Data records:
>>

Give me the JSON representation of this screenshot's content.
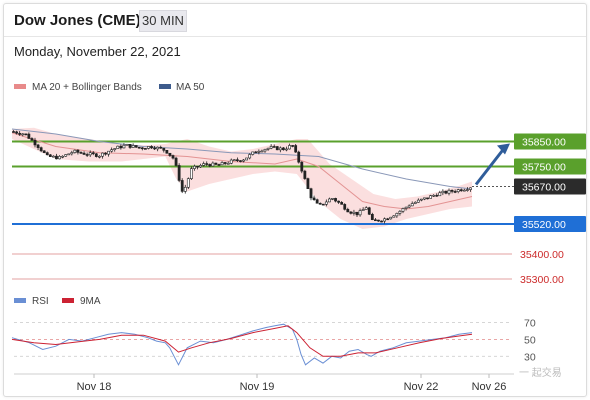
{
  "header": {
    "title": "Dow Jones (CME)",
    "timeframe": "30 MIN",
    "date": "Monday, November 22, 2021"
  },
  "legend": {
    "bollinger": {
      "label": "MA 20 + Bollinger Bands",
      "color": "#e88a8a"
    },
    "ma50": {
      "label": "MA 50",
      "color": "#3d5b8c"
    }
  },
  "rsi_legend": {
    "rsi": {
      "label": "RSI",
      "color": "#6a8fd4"
    },
    "ma9": {
      "label": "9MA",
      "color": "#cc2233"
    }
  },
  "chart_data": {
    "type": "candlestick",
    "ylim": [
      35240,
      35960
    ],
    "price_levels": [
      {
        "label": "35850.00",
        "value": 35850,
        "color": "#5aa02c",
        "kind": "resistance"
      },
      {
        "label": "35750.00",
        "value": 35750,
        "color": "#5aa02c",
        "kind": "resistance"
      },
      {
        "label": "35670.00",
        "value": 35670,
        "color": "#2b2b2b",
        "kind": "current"
      },
      {
        "label": "35520.00",
        "value": 35520,
        "color": "#1f6fd6",
        "kind": "pivot"
      },
      {
        "label": "35400.00",
        "value": 35400,
        "color": "#e3a0a0",
        "kind": "support"
      },
      {
        "label": "35300.00",
        "value": 35300,
        "color": "#e3a0a0",
        "kind": "support"
      }
    ],
    "xtick_labels": [
      "Nov 18",
      "Nov 19",
      "Nov 22",
      "Nov 26"
    ],
    "price_path": [
      [
        0,
        35890
      ],
      [
        6,
        35880
      ],
      [
        12,
        35830
      ],
      [
        16,
        35790
      ],
      [
        22,
        35785
      ],
      [
        28,
        35810
      ],
      [
        34,
        35800
      ],
      [
        40,
        35795
      ],
      [
        46,
        35820
      ],
      [
        52,
        35835
      ],
      [
        58,
        35825
      ],
      [
        64,
        35830
      ],
      [
        70,
        35815
      ],
      [
        74,
        35780
      ],
      [
        78,
        35640
      ],
      [
        82,
        35740
      ],
      [
        88,
        35760
      ],
      [
        94,
        35755
      ],
      [
        100,
        35770
      ],
      [
        106,
        35780
      ],
      [
        112,
        35815
      ],
      [
        118,
        35825
      ],
      [
        124,
        35820
      ],
      [
        128,
        35835
      ],
      [
        132,
        35745
      ],
      [
        136,
        35635
      ],
      [
        140,
        35590
      ],
      [
        146,
        35625
      ],
      [
        150,
        35600
      ],
      [
        154,
        35570
      ],
      [
        158,
        35560
      ],
      [
        162,
        35590
      ],
      [
        164,
        35530
      ],
      [
        170,
        35540
      ],
      [
        176,
        35565
      ],
      [
        182,
        35600
      ],
      [
        188,
        35620
      ],
      [
        194,
        35640
      ],
      [
        200,
        35650
      ],
      [
        206,
        35660
      ],
      [
        210,
        35670
      ]
    ],
    "ma20": [
      [
        0,
        35885
      ],
      [
        20,
        35830
      ],
      [
        40,
        35805
      ],
      [
        60,
        35800
      ],
      [
        80,
        35790
      ],
      [
        100,
        35770
      ],
      [
        120,
        35760
      ],
      [
        130,
        35780
      ],
      [
        140,
        35750
      ],
      [
        150,
        35680
      ],
      [
        160,
        35610
      ],
      [
        170,
        35590
      ],
      [
        180,
        35580
      ],
      [
        190,
        35590
      ],
      [
        200,
        35610
      ],
      [
        210,
        35630
      ]
    ],
    "ma50": [
      [
        0,
        35900
      ],
      [
        20,
        35880
      ],
      [
        40,
        35850
      ],
      [
        60,
        35830
      ],
      [
        80,
        35820
      ],
      [
        100,
        35805
      ],
      [
        120,
        35800
      ],
      [
        140,
        35790
      ],
      [
        160,
        35740
      ],
      [
        180,
        35700
      ],
      [
        200,
        35670
      ],
      [
        210,
        35660
      ]
    ],
    "bollinger_upper": [
      [
        0,
        35900
      ],
      [
        10,
        35905
      ],
      [
        20,
        35880
      ],
      [
        35,
        35860
      ],
      [
        50,
        35840
      ],
      [
        60,
        35835
      ],
      [
        70,
        35840
      ],
      [
        80,
        35860
      ],
      [
        90,
        35830
      ],
      [
        100,
        35810
      ],
      [
        110,
        35820
      ],
      [
        120,
        35840
      ],
      [
        130,
        35860
      ],
      [
        135,
        35860
      ],
      [
        145,
        35760
      ],
      [
        155,
        35700
      ],
      [
        165,
        35640
      ],
      [
        175,
        35620
      ],
      [
        185,
        35630
      ],
      [
        195,
        35650
      ],
      [
        205,
        35675
      ],
      [
        210,
        35690
      ]
    ],
    "bollinger_lower": [
      [
        0,
        35860
      ],
      [
        10,
        35820
      ],
      [
        20,
        35780
      ],
      [
        35,
        35770
      ],
      [
        50,
        35770
      ],
      [
        60,
        35780
      ],
      [
        70,
        35790
      ],
      [
        75,
        35700
      ],
      [
        80,
        35650
      ],
      [
        90,
        35680
      ],
      [
        100,
        35700
      ],
      [
        110,
        35720
      ],
      [
        120,
        35730
      ],
      [
        130,
        35720
      ],
      [
        140,
        35610
      ],
      [
        150,
        35540
      ],
      [
        160,
        35500
      ],
      [
        170,
        35510
      ],
      [
        180,
        35540
      ],
      [
        190,
        35560
      ],
      [
        200,
        35580
      ],
      [
        210,
        35590
      ]
    ],
    "rsi_ylim": [
      15,
      80
    ],
    "rsi_levels": [
      70,
      50,
      30
    ],
    "rsi": [
      [
        0,
        52
      ],
      [
        8,
        46
      ],
      [
        14,
        38
      ],
      [
        20,
        42
      ],
      [
        26,
        50
      ],
      [
        32,
        48
      ],
      [
        38,
        52
      ],
      [
        44,
        56
      ],
      [
        50,
        58
      ],
      [
        56,
        56
      ],
      [
        62,
        52
      ],
      [
        66,
        48
      ],
      [
        70,
        46
      ],
      [
        72,
        40
      ],
      [
        74,
        30
      ],
      [
        76,
        20
      ],
      [
        80,
        40
      ],
      [
        86,
        48
      ],
      [
        92,
        46
      ],
      [
        98,
        50
      ],
      [
        104,
        55
      ],
      [
        110,
        60
      ],
      [
        116,
        64
      ],
      [
        120,
        66
      ],
      [
        124,
        68
      ],
      [
        128,
        62
      ],
      [
        130,
        50
      ],
      [
        132,
        32
      ],
      [
        134,
        20
      ],
      [
        138,
        28
      ],
      [
        142,
        22
      ],
      [
        146,
        30
      ],
      [
        150,
        28
      ],
      [
        154,
        36
      ],
      [
        158,
        38
      ],
      [
        162,
        32
      ],
      [
        164,
        30
      ],
      [
        168,
        36
      ],
      [
        174,
        40
      ],
      [
        180,
        46
      ],
      [
        186,
        48
      ],
      [
        192,
        50
      ],
      [
        198,
        52
      ],
      [
        204,
        56
      ],
      [
        210,
        58
      ]
    ],
    "rsi_ma9": [
      [
        0,
        50
      ],
      [
        10,
        46
      ],
      [
        20,
        44
      ],
      [
        30,
        47
      ],
      [
        40,
        50
      ],
      [
        50,
        55
      ],
      [
        60,
        55
      ],
      [
        70,
        48
      ],
      [
        76,
        35
      ],
      [
        82,
        40
      ],
      [
        90,
        46
      ],
      [
        100,
        51
      ],
      [
        110,
        58
      ],
      [
        120,
        63
      ],
      [
        126,
        66
      ],
      [
        130,
        58
      ],
      [
        136,
        40
      ],
      [
        142,
        30
      ],
      [
        150,
        30
      ],
      [
        158,
        34
      ],
      [
        166,
        34
      ],
      [
        176,
        40
      ],
      [
        186,
        46
      ],
      [
        196,
        51
      ],
      [
        204,
        54
      ],
      [
        210,
        56
      ]
    ]
  }
}
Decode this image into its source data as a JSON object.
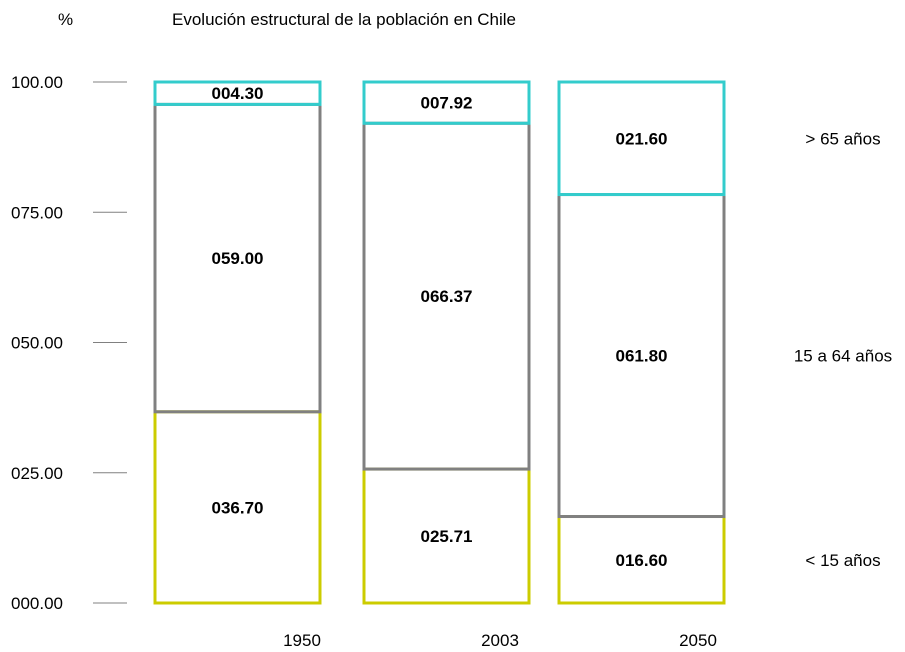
{
  "header": {
    "unit_label": "%",
    "title": "Evolución estructural de la población en Chile"
  },
  "colors": {
    "lt15": "#cccc00",
    "mid": "#808080",
    "gt65": "#33cccc",
    "tick": "#808080"
  },
  "chart_data": {
    "type": "bar",
    "stacked": true,
    "title": "Evolución estructural de la población en Chile",
    "ylabel": "%",
    "ylim": [
      0,
      100
    ],
    "yticks": [
      "000.00",
      "025.00",
      "050.00",
      "075.00",
      "100.00"
    ],
    "ytick_values": [
      0,
      25,
      50,
      75,
      100
    ],
    "categories": [
      "1950",
      "2003",
      "2050"
    ],
    "series": [
      {
        "key": "lt15",
        "name": "< 15 años",
        "values": [
          36.7,
          25.71,
          16.6
        ],
        "labels": [
          "036.70",
          "025.71",
          "016.60"
        ]
      },
      {
        "key": "mid",
        "name": "15 a 64 años",
        "values": [
          59.0,
          66.37,
          61.8
        ],
        "labels": [
          "059.00",
          "066.37",
          "061.80"
        ]
      },
      {
        "key": "gt65",
        "name": "> 65 años",
        "values": [
          4.3,
          7.92,
          21.6
        ],
        "labels": [
          "004.30",
          "007.92",
          "021.60"
        ]
      }
    ],
    "grid": false,
    "legend": "right"
  }
}
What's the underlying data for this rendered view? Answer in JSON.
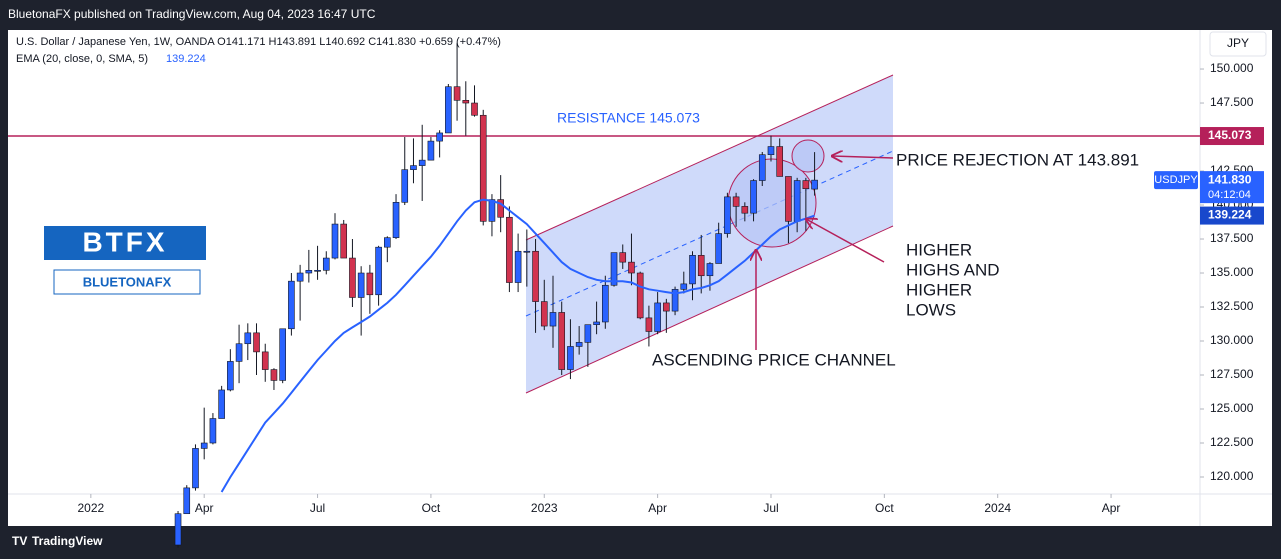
{
  "chart_data": {
    "type": "candlestick",
    "header": "BluetonaFX published on TradingView.com, Aug 04, 2023 16:47 UTC",
    "legend_line": "U.S. Dollar / Japanese Yen, 1W, OANDA  O141.171  H143.891  L140.692  C141.830  +0.659 (+0.47%)",
    "ema_label": "EMA (20, close, 0, SMA, 5)",
    "ema_value": "139.224",
    "currency": "JPY",
    "symbol": "USDJPY",
    "countdown": "04:12:04",
    "footer": "TradingView",
    "logo": {
      "big": "BTFX",
      "small": "BLUETONAFX"
    },
    "up_color": "#2962ff",
    "down_color": "#d1334f",
    "xlim": [
      -9.5,
      127.2
    ],
    "ylim": [
      118.75,
      152.87
    ],
    "xticks": [
      {
        "value": 0,
        "label": "2022"
      },
      {
        "value": 13,
        "label": "Apr"
      },
      {
        "value": 26,
        "label": "Jul"
      },
      {
        "value": 39,
        "label": "Oct"
      },
      {
        "value": 52,
        "label": "2023"
      },
      {
        "value": 65,
        "label": "Apr"
      },
      {
        "value": 78,
        "label": "Jul"
      },
      {
        "value": 91,
        "label": "Oct"
      },
      {
        "value": 104,
        "label": "2024"
      },
      {
        "value": 117,
        "label": "Apr"
      }
    ],
    "yticks": [
      {
        "value": 120,
        "label": "120.000"
      },
      {
        "value": 122.5,
        "label": "122.500"
      },
      {
        "value": 125,
        "label": "125.000"
      },
      {
        "value": 127.5,
        "label": "127.500"
      },
      {
        "value": 130,
        "label": "130.000"
      },
      {
        "value": 132.5,
        "label": "132.500"
      },
      {
        "value": 135,
        "label": "135.000"
      },
      {
        "value": 137.5,
        "label": "137.500"
      },
      {
        "value": 140,
        "label": "140.000"
      },
      {
        "value": 142.5,
        "label": "142.500"
      },
      {
        "value": 145,
        "label": "145.000"
      },
      {
        "value": 147.5,
        "label": "147.500"
      },
      {
        "value": 150,
        "label": "150.000"
      }
    ],
    "candles": {
      "x": [
        10,
        11,
        12,
        13,
        14,
        15,
        16,
        17,
        18,
        19,
        20,
        21,
        22,
        23,
        24,
        25,
        26,
        27,
        28,
        29,
        30,
        31,
        32,
        33,
        34,
        35,
        36,
        37,
        38,
        39,
        40,
        41,
        42,
        43,
        44,
        45,
        46,
        47,
        48,
        49,
        50,
        51,
        52,
        53,
        54,
        55,
        56,
        57,
        58,
        59,
        60,
        61,
        62,
        63,
        64,
        65,
        66,
        67,
        68,
        69,
        70,
        71,
        72,
        73,
        74,
        75,
        76,
        77,
        78,
        79,
        80,
        81,
        82,
        83
      ],
      "open": [
        115.0,
        117.3,
        119.2,
        122.1,
        122.5,
        124.3,
        126.4,
        128.5,
        129.8,
        130.6,
        129.2,
        127.9,
        127.1,
        130.9,
        134.4,
        135.0,
        135.2,
        135.2,
        136.1,
        138.6,
        136.1,
        133.2,
        135.0,
        133.4,
        136.9,
        137.6,
        140.2,
        142.6,
        142.9,
        143.3,
        144.7,
        145.3,
        148.7,
        147.7,
        147.5,
        146.6,
        138.8,
        140.4,
        139.1,
        134.3,
        136.6,
        136.6,
        132.9,
        131.1,
        132.1,
        127.9,
        129.6,
        129.9,
        131.2,
        131.4,
        134.1,
        136.5,
        135.8,
        135.0,
        131.7,
        130.7,
        132.8,
        132.2,
        133.8,
        134.2,
        136.3,
        134.8,
        135.7,
        137.9,
        140.6,
        139.9,
        139.4,
        141.8,
        143.7,
        144.3,
        142.1,
        138.8,
        141.8,
        141.171
      ],
      "high": [
        117.5,
        119.4,
        122.4,
        125.1,
        124.7,
        126.7,
        129.4,
        131.2,
        131.3,
        131.3,
        129.8,
        128.0,
        130.9,
        135.0,
        135.6,
        136.7,
        137.0,
        136.6,
        139.4,
        138.9,
        137.5,
        135.5,
        135.6,
        137.0,
        137.7,
        140.8,
        145.0,
        144.9,
        145.9,
        145.0,
        145.5,
        148.9,
        151.9,
        149.1,
        148.8,
        147.0,
        140.8,
        142.2,
        139.9,
        137.9,
        138.2,
        137.5,
        134.5,
        134.8,
        132.9,
        131.6,
        131.1,
        131.2,
        132.9,
        134.8,
        136.5,
        137.1,
        137.9,
        135.1,
        132.6,
        133.6,
        133.1,
        134.0,
        135.1,
        136.6,
        137.8,
        135.8,
        138.7,
        140.9,
        140.9,
        140.2,
        141.9,
        143.9,
        145.1,
        144.9,
        142.1,
        142.0,
        142.0,
        143.891
      ],
      "low": [
        114.8,
        117.3,
        119.0,
        121.3,
        122.4,
        124.3,
        126.3,
        126.9,
        128.6,
        127.5,
        127.0,
        126.4,
        126.9,
        130.4,
        131.5,
        134.3,
        134.5,
        134.9,
        136.0,
        136.7,
        132.5,
        130.4,
        132.0,
        132.6,
        135.8,
        137.5,
        140.0,
        141.6,
        140.3,
        143.3,
        143.5,
        145.3,
        146.2,
        145.1,
        146.5,
        138.5,
        137.7,
        138.0,
        133.6,
        133.6,
        134.0,
        130.6,
        130.8,
        129.5,
        127.5,
        127.2,
        129.0,
        128.1,
        130.5,
        130.9,
        134.0,
        135.3,
        134.1,
        131.6,
        129.6,
        130.5,
        130.6,
        131.9,
        133.5,
        133.0,
        133.5,
        133.7,
        135.7,
        137.6,
        138.4,
        138.8,
        138.8,
        141.4,
        143.2,
        142.1,
        137.2,
        138.0,
        138.1,
        140.692
      ],
      "close": [
        117.3,
        119.2,
        122.1,
        122.5,
        124.3,
        126.4,
        128.5,
        129.8,
        130.6,
        129.2,
        127.9,
        127.1,
        130.9,
        134.4,
        135.0,
        135.2,
        135.2,
        136.1,
        138.6,
        136.1,
        133.2,
        135.0,
        133.4,
        136.9,
        137.6,
        140.2,
        142.6,
        142.9,
        143.3,
        144.7,
        145.3,
        148.7,
        147.7,
        147.5,
        146.6,
        138.8,
        140.4,
        139.1,
        134.3,
        136.6,
        136.6,
        132.9,
        131.1,
        132.1,
        127.9,
        129.6,
        129.9,
        131.2,
        131.4,
        134.1,
        136.5,
        135.8,
        135.0,
        131.7,
        130.7,
        132.8,
        132.2,
        133.8,
        134.2,
        136.3,
        134.8,
        135.7,
        137.9,
        140.6,
        139.9,
        139.4,
        141.8,
        143.7,
        144.3,
        142.1,
        138.8,
        141.8,
        141.2,
        141.83
      ]
    },
    "ema": {
      "name": "EMA",
      "color": "#2962ff",
      "x": [
        15,
        16,
        17,
        18,
        19,
        20,
        21,
        22,
        23,
        24,
        25,
        26,
        27,
        28,
        29,
        30,
        31,
        32,
        33,
        34,
        35,
        36,
        37,
        38,
        39,
        40,
        41,
        42,
        43,
        44,
        45,
        46,
        47,
        48,
        49,
        50,
        51,
        52,
        53,
        54,
        55,
        56,
        57,
        58,
        59,
        60,
        61,
        62,
        63,
        64,
        65,
        66,
        67,
        68,
        69,
        70,
        71,
        72,
        73,
        74,
        75,
        76,
        77,
        78,
        79,
        80,
        81,
        82,
        83
      ],
      "values": [
        118.9,
        120.0,
        121.0,
        122.0,
        123.0,
        124.0,
        124.7,
        125.4,
        126.2,
        127.0,
        127.8,
        128.6,
        129.3,
        130.0,
        130.6,
        131.0,
        131.4,
        131.8,
        132.3,
        132.8,
        133.4,
        134.1,
        134.8,
        135.5,
        136.2,
        137.0,
        137.9,
        138.8,
        139.6,
        140.2,
        140.4,
        140.3,
        140.1,
        139.6,
        139.1,
        138.6,
        137.9,
        137.2,
        136.5,
        135.8,
        135.3,
        135.0,
        134.7,
        134.5,
        134.4,
        134.4,
        134.4,
        134.3,
        134.0,
        133.8,
        133.7,
        133.6,
        133.5,
        133.6,
        133.8,
        133.9,
        134.1,
        134.4,
        134.9,
        135.4,
        135.9,
        136.5,
        137.1,
        137.7,
        138.2,
        138.5,
        138.8,
        139.0,
        139.224
      ]
    },
    "resistance": {
      "value": 145.073,
      "label": "145.073",
      "color": "#b5205a"
    },
    "last_price": {
      "value": 141.83,
      "label": "141.830"
    },
    "ema_last": {
      "value": 139.224,
      "label": "139.224"
    },
    "annotations": {
      "resistance": "RESISTANCE 145.073",
      "rejection": "PRICE REJECTION AT 143.891",
      "higher": [
        "HIGHER",
        "HIGHS AND",
        "HIGHER",
        "LOWS"
      ],
      "channel": "ASCENDING PRICE CHANNEL"
    }
  }
}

<<

Written instruction - Using the entries above, tally how many lines have the word "años" in them; write the number and nothing more.

Full response - 3